• Provided information
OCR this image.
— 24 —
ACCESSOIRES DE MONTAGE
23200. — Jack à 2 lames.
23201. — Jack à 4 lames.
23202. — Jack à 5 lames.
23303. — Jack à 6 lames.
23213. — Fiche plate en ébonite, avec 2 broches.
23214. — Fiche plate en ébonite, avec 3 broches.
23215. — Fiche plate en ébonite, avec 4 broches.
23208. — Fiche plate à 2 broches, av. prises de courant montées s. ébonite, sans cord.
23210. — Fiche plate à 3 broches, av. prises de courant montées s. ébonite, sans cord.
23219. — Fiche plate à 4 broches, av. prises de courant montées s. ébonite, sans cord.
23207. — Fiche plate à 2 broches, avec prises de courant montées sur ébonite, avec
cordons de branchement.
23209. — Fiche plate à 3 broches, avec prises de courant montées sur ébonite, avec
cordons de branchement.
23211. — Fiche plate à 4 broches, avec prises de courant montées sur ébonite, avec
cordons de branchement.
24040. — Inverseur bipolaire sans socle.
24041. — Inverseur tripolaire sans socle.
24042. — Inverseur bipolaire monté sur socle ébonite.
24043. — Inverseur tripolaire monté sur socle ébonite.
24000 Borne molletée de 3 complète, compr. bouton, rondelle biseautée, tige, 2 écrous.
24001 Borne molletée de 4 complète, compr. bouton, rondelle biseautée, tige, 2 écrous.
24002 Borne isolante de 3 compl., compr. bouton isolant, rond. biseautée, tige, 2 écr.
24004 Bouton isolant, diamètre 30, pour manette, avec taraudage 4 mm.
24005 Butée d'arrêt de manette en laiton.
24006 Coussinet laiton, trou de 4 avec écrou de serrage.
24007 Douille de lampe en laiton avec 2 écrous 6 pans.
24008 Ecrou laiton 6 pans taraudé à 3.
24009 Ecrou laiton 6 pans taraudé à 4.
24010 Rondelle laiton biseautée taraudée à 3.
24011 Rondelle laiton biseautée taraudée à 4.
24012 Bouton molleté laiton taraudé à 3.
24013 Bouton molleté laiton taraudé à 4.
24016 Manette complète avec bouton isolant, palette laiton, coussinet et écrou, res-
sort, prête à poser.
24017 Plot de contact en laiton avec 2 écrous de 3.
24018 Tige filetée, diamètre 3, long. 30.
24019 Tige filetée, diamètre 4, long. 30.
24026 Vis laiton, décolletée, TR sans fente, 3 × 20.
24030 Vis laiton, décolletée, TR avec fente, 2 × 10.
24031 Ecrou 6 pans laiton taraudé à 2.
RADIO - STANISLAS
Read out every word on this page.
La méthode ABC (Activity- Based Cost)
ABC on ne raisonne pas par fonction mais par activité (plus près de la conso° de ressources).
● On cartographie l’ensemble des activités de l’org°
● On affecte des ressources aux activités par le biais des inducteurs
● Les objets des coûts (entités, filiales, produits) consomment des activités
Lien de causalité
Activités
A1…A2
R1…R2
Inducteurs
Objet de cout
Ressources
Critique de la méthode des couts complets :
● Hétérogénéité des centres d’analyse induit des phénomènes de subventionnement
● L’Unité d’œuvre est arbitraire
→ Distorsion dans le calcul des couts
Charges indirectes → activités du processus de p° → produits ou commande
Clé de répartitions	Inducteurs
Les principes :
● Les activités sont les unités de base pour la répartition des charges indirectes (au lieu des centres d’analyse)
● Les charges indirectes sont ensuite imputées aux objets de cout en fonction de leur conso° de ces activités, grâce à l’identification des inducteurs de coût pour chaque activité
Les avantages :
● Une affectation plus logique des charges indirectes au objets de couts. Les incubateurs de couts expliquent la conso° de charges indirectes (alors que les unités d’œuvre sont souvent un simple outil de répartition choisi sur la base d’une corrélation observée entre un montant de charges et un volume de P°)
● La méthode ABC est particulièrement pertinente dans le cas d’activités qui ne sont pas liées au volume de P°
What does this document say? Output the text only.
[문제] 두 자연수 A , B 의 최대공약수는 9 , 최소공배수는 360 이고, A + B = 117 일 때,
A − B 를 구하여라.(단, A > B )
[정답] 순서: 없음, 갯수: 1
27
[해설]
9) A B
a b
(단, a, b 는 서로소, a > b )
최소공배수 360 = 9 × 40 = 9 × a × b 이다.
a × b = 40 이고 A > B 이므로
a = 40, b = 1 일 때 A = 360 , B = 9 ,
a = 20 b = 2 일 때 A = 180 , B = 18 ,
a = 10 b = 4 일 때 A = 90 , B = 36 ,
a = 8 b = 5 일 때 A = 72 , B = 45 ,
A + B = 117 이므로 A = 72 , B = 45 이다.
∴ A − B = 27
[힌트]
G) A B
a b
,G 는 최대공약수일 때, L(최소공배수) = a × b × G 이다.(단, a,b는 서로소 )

• Set problem
The records above must be repeated exactly, every one of them.

• Exercise answer
OCR this image.
— 24 —
ACCESSOIRES DE MONTAGE
23200. — Jack à 2 lames.
23201. — Jack à 4 lames.
23202. — Jack à 5 lames.
23303. — Jack à 6 lames.
23213. — Fiche plate en ébonite, avec 2 broches.
23214. — Fiche plate en ébonite, avec 3 broches.
23215. — Fiche plate en ébonite, avec 4 broches.
23208. — Fiche plate à 2 broches, av. prises de courant montées s. ébonite, sans cord.
23210. — Fiche plate à 3 broches, av. prises de courant montées s. ébonite, sans cord.
23219. — Fiche plate à 4 broches, av. prises de courant montées s. ébonite, sans cord.
23207. — Fiche plate à 2 broches, avec prises de courant montées sur ébonite, avec
cordons de branchement.
23209. — Fiche plate à 3 broches, avec prises de courant montées sur ébonite, avec
cordons de branchement.
23211. — Fiche plate à 4 broches, avec prises de courant montées sur ébonite, avec
cordons de branchement.
24040. — Inverseur bipolaire sans socle.
24041. — Inverseur tripolaire sans socle.
24042. — Inverseur bipolaire monté sur socle ébonite.
24043. — Inverseur tripolaire monté sur socle ébonite.
24000 Borne molletée de 3 complète, compr. bouton, rondelle biseautée, tige, 2 écrous.
24001 Borne molletée de 4 complète, compr. bouton, rondelle biseautée, tige, 2 écrous.
24002 Borne isolante de 3 compl., compr. bouton isolant, rond. biseautée, tige, 2 écr.
24004 Bouton isolant, diamètre 30, pour manette, avec taraudage 4 mm.
24005 Butée d'arrêt de manette en laiton.
24006 Coussinet laiton, trou de 4 avec écrou de serrage.
24007 Douille de lampe en laiton avec 2 écrous 6 pans.
24008 Ecrou laiton 6 pans taraudé à 3.
24009 Ecrou laiton 6 pans taraudé à 4.
24010 Rondelle laiton biseautée taraudée à 3.
24011 Rondelle laiton biseautée taraudée à 4.
24012 Bouton molleté laiton taraudé à 3.
24013 Bouton molleté laiton taraudé à 4.
24016 Manette complète avec bouton isolant, palette laiton, coussinet et écrou, res-
sort, prête à poser.
24017 Plot de contact en laiton avec 2 écrous de 3.
24018 Tige filetée, diamètre 3, long. 30.
24019 Tige filetée, diamètre 4, long. 30.
24026 Vis laiton, décolletée, TR sans fente, 3 × 20.
24030 Vis laiton, décolletée, TR avec fente, 2 × 10.
24031 Ecrou 6 pans laiton taraudé à 2.
RADIO - STANISLAS
Read out every word on this page.
La méthode ABC (Activity- Based Cost)
ABC on ne raisonne pas par fonction mais par activité (plus près de la conso° de ressources).
● On cartographie l’ensemble des activités de l’org°
● On affecte des ressources aux activités par le biais des inducteurs
● Les objets des coûts (entités, filiales, produits) consomment des activités
Lien de causalité
Activités
A1…A2
R1…R2
Inducteurs
Objet de cout
Ressources
Critique de la méthode des couts complets :
● Hétérogénéité des centres d’analyse induit des phénomènes de subventionnement
● L’Unité d’œuvre est arbitraire
→ Distorsion dans le calcul des couts
Charges indirectes → activités du processus de p° → produits ou commande
Clé de répartitions	Inducteurs
Les principes :
● Les activités sont les unités de base pour la répartition des charges indirectes (au lieu des centres d’analyse)
● Les charges indirectes sont ensuite imputées aux objets de cout en fonction de leur conso° de ces activités, grâce à l’identification des inducteurs de coût pour chaque activité
Les avantages :
● Une affectation plus logique des charges indirectes au objets de couts. Les incubateurs de couts expliquent la conso° de charges indirectes (alors que les unités d’œuvre sont souvent un simple outil de répartition choisi sur la base d’une corrélation observée entre un montant de charges et un volume de P°)
● La méthode ABC est particulièrement pertinente dans le cas d’activités qui ne sont pas liées au volume de P°
What does this document say? Output the text only.
[문제] 두 자연수 A , B 의 최대공약수는 9 , 최소공배수는 360 이고, A + B = 117 일 때,
A − B 를 구하여라.(단, A > B )
[정답] 순서: 없음, 갯수: 1
27
[해설]
9) A B
a b
(단, a, b 는 서로소, a > b )
최소공배수 360 = 9 × 40 = 9 × a × b 이다.
a × b = 40 이고 A > B 이므로
a = 40, b = 1 일 때 A = 360 , B = 9 ,
a = 20 b = 2 일 때 A = 180 , B = 18 ,
a = 10 b = 4 일 때 A = 90 , B = 36 ,
a = 8 b = 5 일 때 A = 72 , B = 45 ,
A + B = 117 이므로 A = 72 , B = 45 이다.
∴ A − B = 27
[힌트]
G) A B
a b
,G 는 최대공약수일 때, L(최소공배수) = a × b × G 이다.(단, a,b는 서로소 )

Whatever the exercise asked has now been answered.